[ASSIGNED TASK]:
According to the article about Shrien Dewani's murder trial, why did he choose SA as the honeymoon destination?

[TEXT SECTION]:
GENTLE SOUL, KINKSTER, KILLER?
IN THE DOCK Shrien Dewani says he decided on SA as a honeymoon destination because he and Anni had never been here before and the country matched the initials of their first names Shrien Dewani is a sensitive soul, apologising for “controlling” behaviour and prone to tears as he tried to keep his bride Anni’s wedding jitters at bay.
That’s one of the two pictures that emerged in the Western Cape High Court this week as the wealthy Brit navigated his way through the first week of his murder trial.
The other picture, which prompted such lascivious tabloid headlines as “Bumshell!” this week, is of the 34-year-old as a bisexual man who sought sex online using websites like Gaydar and the fetish portal Recon.
Shrien’s own legal team was responsible for placing both versions of the man before the court, with his lawyer Francois van Zyl describing Dewani’s secret online sexcapades in documents attached to his client’s plea statement.
Dewani’s early admission about his bisexuality might well be a pre-emptive measure against the prosecution’s expected line of argument: that he was gay and killed Anni in a desperate bid to get out of a marriage essentially orchestrated by two megawealthy families.
Friends and family have, since Anni’s murder in 2010, insisted that the couple did not have an arranged marriage and were introduced by mutual acquaintances.
With one aspect of his life laid bare, the plea statement pressed home its version of Dewani as a devoted, loving husband who adored his wife.
In an email written to her on May 24 2010 after an argument, he says: “I have always wanted a girl I can be friends with. One that understands me – and I know that that is not easy.
“I know that I am so focussed that some people think I am so intense. I am focussed on achieving things in life. I want to be someone who can do things – and that is not just about making money, but it is about having a rounded life.

(Recorded data)
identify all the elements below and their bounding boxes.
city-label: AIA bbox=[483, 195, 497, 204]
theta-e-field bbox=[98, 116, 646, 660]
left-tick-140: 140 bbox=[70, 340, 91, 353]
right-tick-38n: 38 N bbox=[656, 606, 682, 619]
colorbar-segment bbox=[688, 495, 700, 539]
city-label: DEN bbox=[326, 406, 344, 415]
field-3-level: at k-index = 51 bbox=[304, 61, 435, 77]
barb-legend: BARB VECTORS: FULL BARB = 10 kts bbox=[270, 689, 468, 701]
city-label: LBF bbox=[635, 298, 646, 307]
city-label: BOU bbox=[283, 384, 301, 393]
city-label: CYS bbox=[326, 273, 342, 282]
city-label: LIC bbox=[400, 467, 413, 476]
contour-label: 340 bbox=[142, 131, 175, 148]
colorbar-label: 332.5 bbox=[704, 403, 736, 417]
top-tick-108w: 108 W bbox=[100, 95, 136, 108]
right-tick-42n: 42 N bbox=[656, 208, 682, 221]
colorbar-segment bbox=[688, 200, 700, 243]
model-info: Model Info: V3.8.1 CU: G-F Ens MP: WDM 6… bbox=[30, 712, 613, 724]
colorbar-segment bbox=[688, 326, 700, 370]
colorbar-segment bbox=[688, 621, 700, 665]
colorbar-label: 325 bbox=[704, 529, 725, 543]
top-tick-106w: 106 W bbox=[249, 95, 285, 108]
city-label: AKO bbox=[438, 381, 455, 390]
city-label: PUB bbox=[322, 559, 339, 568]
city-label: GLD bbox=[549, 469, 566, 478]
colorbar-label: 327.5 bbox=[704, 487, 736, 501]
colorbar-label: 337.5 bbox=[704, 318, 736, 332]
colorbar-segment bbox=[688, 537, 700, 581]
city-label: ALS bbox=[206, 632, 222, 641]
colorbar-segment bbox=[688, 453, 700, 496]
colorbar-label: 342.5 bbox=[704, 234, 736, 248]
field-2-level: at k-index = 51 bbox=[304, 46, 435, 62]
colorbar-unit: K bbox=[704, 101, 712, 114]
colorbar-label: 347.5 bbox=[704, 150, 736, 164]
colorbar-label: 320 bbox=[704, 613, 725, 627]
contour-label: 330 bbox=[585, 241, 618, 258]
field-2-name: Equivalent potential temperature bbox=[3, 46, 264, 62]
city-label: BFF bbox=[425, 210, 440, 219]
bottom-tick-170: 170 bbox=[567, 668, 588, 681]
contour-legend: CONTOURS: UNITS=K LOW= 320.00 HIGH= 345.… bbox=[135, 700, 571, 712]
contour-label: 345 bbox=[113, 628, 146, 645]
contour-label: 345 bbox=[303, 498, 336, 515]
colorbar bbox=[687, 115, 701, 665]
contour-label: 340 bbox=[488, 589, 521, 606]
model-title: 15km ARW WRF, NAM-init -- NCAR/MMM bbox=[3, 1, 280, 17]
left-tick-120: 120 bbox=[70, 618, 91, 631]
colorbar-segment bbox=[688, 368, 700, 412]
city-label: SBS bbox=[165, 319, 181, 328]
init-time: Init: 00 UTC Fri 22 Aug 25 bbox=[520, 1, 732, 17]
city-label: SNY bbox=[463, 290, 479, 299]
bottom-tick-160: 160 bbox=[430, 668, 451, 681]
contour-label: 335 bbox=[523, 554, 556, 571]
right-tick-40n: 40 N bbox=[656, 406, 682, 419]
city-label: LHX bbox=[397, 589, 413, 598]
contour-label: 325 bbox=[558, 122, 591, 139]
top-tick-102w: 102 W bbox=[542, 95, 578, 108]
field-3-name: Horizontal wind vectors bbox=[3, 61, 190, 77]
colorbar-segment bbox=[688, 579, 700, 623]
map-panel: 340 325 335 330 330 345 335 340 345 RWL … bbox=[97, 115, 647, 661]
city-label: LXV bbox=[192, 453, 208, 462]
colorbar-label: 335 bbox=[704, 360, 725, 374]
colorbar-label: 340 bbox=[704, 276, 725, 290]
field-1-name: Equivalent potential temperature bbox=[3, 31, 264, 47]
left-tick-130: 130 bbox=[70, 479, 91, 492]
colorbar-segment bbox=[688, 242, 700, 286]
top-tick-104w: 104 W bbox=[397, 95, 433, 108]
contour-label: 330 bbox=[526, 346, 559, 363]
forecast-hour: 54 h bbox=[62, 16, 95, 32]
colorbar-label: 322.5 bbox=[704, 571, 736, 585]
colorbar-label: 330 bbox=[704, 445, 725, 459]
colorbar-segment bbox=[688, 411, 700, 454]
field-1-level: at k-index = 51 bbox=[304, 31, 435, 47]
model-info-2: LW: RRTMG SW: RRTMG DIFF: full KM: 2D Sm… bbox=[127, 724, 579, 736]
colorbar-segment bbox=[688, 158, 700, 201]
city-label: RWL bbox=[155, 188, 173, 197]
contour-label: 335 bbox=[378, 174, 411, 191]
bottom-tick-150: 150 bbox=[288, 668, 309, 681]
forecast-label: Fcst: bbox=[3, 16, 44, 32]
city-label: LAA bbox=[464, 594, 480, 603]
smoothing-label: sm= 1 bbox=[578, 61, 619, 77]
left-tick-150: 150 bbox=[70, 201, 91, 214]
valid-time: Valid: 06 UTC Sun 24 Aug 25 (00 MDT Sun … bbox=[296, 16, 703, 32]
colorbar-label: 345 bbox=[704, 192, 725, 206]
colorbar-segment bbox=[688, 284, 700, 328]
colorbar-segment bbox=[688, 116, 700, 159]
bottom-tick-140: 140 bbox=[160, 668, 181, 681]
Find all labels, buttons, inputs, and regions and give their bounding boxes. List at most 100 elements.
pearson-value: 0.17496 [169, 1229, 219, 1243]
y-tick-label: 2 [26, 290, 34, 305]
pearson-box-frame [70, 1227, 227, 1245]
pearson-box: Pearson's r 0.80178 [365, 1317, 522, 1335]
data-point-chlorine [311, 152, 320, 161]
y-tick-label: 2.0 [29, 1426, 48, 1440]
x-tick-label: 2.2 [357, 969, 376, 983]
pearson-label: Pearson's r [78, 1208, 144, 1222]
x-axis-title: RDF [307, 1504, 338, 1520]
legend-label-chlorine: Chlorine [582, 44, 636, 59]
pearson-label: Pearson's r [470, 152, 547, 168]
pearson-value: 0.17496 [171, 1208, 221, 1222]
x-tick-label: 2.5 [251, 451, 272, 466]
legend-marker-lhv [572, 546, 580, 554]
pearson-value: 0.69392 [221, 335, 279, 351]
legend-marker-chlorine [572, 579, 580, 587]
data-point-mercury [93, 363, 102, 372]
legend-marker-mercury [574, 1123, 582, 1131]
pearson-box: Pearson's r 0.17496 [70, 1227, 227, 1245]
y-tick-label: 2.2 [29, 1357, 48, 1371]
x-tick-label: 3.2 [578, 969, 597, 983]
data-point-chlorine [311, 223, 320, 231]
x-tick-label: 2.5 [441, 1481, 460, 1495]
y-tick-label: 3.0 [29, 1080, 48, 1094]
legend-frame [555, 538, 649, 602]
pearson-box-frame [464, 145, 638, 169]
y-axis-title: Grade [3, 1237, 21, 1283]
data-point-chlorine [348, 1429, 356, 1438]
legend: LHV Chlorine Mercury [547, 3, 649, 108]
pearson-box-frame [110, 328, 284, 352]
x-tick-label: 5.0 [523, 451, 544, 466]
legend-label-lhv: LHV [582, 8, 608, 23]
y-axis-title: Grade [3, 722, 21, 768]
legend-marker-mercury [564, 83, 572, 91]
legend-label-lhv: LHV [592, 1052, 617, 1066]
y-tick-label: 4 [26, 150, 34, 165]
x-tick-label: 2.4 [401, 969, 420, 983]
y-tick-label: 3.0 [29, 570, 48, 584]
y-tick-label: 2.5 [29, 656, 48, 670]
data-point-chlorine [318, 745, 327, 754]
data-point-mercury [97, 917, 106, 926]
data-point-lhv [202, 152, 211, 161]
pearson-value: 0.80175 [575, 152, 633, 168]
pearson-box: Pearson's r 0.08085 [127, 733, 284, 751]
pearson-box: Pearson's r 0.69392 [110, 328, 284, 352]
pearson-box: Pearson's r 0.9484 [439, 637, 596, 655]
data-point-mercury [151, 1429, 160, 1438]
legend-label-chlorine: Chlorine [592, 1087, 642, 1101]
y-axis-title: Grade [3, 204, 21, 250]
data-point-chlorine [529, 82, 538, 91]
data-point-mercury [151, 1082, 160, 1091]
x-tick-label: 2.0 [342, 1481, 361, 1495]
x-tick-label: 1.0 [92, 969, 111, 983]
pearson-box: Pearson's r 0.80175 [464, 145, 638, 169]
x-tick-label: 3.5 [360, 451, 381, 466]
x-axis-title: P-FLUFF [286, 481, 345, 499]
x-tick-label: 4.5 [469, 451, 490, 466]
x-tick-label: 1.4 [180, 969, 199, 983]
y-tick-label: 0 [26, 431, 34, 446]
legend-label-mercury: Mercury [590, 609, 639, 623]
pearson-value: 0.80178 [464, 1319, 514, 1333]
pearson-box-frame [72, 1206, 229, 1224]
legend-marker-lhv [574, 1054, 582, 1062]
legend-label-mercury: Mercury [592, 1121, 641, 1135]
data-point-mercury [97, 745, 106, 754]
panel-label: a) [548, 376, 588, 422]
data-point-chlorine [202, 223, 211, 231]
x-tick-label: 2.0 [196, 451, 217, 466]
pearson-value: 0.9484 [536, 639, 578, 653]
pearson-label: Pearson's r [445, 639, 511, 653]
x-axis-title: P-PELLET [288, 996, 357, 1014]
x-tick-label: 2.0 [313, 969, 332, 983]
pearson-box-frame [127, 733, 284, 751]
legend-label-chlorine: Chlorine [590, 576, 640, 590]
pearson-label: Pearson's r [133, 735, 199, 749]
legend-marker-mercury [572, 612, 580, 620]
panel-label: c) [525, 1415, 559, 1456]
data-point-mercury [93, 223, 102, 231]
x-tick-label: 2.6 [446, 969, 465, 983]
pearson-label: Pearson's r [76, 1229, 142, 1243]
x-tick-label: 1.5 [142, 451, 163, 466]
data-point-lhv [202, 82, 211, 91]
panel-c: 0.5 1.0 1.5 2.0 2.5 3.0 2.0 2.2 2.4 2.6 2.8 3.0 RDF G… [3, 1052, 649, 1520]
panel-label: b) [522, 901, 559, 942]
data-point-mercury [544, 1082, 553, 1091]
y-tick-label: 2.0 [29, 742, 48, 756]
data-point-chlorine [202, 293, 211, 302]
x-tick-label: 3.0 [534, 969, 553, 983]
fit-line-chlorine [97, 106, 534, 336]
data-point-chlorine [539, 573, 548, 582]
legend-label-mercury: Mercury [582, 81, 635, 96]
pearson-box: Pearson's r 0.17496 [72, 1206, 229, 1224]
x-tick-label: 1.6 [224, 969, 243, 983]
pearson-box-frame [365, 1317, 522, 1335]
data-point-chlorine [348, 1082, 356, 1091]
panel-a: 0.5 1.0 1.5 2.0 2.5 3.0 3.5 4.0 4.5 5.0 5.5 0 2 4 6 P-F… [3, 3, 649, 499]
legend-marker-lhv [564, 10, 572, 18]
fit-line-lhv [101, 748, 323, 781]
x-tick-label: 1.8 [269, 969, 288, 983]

[RESPONSE TO THIS TASK]:
He and Anni had never been there before, and the country matched the initials of their first names.